>> Begin Recorded information
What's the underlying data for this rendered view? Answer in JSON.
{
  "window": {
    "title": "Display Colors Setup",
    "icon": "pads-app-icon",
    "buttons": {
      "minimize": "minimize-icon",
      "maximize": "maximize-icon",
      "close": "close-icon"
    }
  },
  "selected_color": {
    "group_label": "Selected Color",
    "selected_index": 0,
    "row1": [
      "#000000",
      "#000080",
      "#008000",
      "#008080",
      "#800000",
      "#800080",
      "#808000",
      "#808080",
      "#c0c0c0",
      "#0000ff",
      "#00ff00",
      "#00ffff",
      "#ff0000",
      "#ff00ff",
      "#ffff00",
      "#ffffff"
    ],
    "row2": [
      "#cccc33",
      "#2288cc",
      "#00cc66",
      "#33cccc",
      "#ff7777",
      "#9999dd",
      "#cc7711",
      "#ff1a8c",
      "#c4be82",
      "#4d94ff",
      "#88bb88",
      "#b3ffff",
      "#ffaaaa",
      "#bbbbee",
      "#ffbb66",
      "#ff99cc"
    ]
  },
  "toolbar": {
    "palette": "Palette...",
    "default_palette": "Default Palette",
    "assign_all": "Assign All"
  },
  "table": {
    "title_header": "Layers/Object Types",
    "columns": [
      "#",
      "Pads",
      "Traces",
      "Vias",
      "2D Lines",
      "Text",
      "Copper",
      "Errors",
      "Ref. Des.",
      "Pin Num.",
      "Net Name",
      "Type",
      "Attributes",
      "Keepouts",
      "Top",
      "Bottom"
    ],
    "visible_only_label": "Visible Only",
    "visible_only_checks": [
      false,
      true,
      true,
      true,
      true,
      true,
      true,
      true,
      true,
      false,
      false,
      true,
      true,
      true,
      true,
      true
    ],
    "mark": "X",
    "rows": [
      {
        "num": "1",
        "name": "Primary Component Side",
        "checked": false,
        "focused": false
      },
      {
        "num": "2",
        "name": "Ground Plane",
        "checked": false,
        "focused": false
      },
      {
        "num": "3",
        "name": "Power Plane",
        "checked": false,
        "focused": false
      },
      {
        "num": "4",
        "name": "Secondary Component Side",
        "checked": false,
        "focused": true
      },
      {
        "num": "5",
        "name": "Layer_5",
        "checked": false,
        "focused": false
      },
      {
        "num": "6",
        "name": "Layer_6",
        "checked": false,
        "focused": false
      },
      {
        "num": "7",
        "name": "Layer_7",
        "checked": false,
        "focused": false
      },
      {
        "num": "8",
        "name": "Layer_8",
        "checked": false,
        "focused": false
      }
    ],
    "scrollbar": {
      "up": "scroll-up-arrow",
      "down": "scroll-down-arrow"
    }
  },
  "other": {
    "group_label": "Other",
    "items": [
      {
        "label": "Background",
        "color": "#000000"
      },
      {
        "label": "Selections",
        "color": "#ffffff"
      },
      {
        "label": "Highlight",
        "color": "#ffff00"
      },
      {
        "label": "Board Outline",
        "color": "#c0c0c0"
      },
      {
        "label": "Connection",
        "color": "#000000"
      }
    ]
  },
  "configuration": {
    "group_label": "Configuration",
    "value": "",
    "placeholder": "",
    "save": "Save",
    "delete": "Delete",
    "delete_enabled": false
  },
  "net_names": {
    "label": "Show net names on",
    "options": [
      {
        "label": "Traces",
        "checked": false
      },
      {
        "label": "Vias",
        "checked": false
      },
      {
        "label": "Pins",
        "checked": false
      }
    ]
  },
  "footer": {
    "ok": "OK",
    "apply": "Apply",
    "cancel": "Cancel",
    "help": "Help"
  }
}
>> End Recorded information
>> Begin Recorded information
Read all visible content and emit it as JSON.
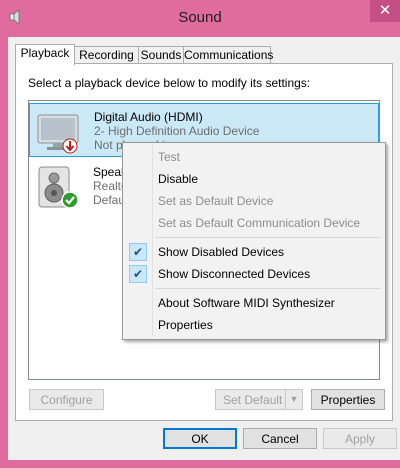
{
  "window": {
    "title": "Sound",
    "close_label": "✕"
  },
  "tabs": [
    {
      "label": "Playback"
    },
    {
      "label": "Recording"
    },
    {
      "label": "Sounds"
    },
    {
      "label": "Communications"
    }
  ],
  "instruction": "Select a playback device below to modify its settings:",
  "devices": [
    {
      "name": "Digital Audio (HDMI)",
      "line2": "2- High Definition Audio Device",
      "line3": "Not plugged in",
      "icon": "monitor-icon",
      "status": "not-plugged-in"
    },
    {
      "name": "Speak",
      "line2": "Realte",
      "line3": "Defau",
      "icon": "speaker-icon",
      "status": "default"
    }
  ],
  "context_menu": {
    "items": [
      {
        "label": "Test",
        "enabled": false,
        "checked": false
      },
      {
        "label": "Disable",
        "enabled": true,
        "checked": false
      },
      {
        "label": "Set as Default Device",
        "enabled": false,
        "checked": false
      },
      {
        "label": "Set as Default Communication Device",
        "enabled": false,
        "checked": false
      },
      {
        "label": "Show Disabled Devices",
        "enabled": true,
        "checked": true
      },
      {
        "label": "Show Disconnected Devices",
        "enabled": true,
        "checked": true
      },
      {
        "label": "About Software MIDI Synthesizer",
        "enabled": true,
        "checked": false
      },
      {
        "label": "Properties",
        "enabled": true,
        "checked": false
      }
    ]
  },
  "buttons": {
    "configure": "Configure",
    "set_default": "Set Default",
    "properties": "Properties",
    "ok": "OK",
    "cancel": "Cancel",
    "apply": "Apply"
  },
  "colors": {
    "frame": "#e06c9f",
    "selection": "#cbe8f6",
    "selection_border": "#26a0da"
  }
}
>> End Recorded information
>> Begin Recorded information
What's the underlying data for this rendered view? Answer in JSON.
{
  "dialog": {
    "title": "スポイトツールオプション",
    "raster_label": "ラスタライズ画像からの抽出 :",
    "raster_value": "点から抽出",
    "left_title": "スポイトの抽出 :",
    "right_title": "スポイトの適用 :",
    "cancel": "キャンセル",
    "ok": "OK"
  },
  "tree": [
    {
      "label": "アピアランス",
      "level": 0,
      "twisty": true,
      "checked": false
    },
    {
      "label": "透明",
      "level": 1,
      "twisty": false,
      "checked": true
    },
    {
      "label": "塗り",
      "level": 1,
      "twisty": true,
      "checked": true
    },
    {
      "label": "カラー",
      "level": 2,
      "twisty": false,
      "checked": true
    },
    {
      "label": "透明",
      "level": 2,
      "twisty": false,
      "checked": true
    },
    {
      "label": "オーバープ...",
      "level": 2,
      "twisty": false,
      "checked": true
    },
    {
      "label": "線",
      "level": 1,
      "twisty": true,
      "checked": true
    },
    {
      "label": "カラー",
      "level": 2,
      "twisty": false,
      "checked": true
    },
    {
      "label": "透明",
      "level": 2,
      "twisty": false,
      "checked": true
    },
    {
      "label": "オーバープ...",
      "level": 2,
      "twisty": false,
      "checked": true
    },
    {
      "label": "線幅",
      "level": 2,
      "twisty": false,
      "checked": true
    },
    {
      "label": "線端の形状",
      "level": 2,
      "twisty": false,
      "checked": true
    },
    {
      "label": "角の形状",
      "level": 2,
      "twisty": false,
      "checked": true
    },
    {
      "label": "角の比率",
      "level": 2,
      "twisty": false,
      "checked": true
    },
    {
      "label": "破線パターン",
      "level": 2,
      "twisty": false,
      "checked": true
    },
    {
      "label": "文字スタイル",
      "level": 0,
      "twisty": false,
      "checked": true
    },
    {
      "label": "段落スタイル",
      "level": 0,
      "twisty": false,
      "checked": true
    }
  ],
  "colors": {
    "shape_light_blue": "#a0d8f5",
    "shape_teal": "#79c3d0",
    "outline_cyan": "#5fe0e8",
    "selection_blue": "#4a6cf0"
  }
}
>> End Recorded information
Instructions for the task =
Copy out each line in the listing that has the word "Audio".

In response =
      "name": "Digital Audio (HDMI)",
      "line2": "2- High Definition Audio Device",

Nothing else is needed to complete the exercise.